**Bloco de texto**
/---
Crônicas de Segunda na Usina: Lima Barreto: Tenho esperança que...:


Certas manhãs quando desço de bonde para o centro da cidade, naquelas manhãs em que, no dizer do poeta, um arcanjo se levanta de dentro de nós; quando desço do subúrbio em que resido há quinze anos, vou vendo pelo longo caminho de mais de dez quilômetros, as escolas públicas povoadas. 
Em algumas, ainda surpreendo as crianças entrando e se espalhando pelos jardins à espera do começo das aulas, em outras, porém, elas já estão abancadas e debruçadas sobre aqueles livros que meus olhos não mais folhearão, nem mesmo para seguir as lições de meus filhos. Brás Cubas não transmitiu a nenhuma criatura o legado da nossa miséria; eu, porém, a transmitiria de bom grado.
\---
**Tarefa**
Dê continuidade à crônica acima, sobre as escolas públicas avistadas do bonde, a partir da última frase apresentada.

**Material**
/---
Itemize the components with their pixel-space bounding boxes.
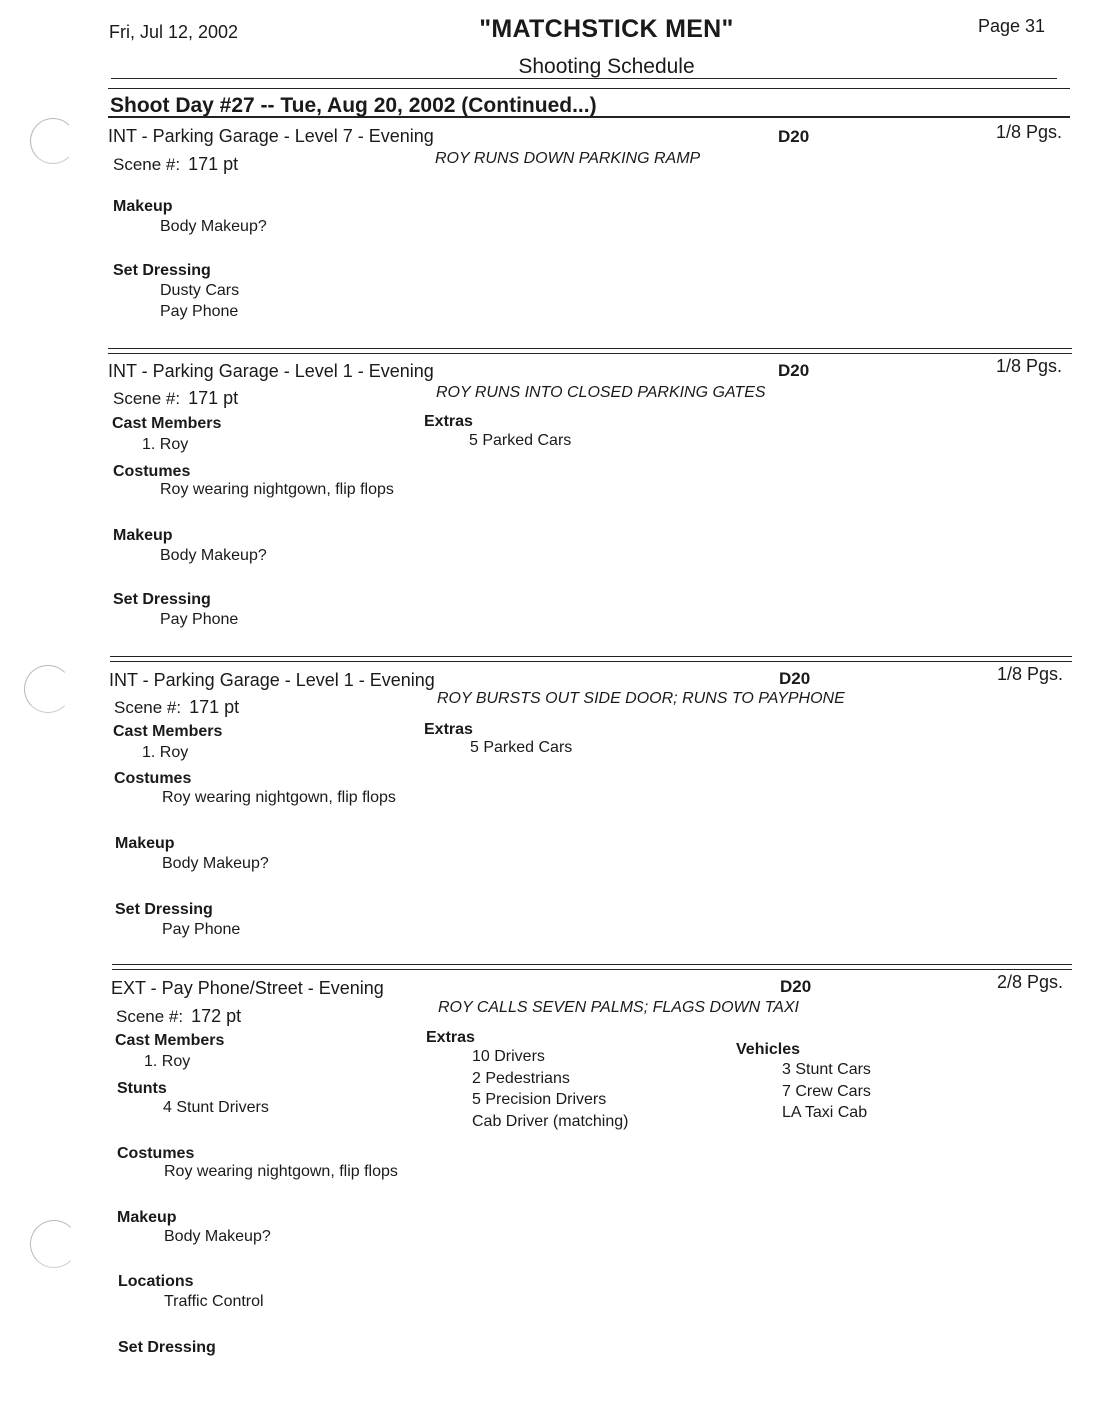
\---
**Resposta**
Vendo todo o dia, ou quase, esse espetáculo curioso e sugestivo da vida da cidade, sempre me hei de lembrar da quantidade das meninas que, anualmente, disputam a entrada na Escola Normal desta idade; e eu, que estou sempre disposto a troçar as pretensões feministas, fico interessado em achar no meu espírito uma solução que satisfizesse o afã do milheiro dessas candidatas a tal matricula, procurando com isso aprender para ensinar, o quê? O curso primário, as primeiras letras a meninas e meninos pobres, no que vão gastar a sua mocidade, a sua saúde e fanar a sua beleza. Dolorosa coisa para uma moça...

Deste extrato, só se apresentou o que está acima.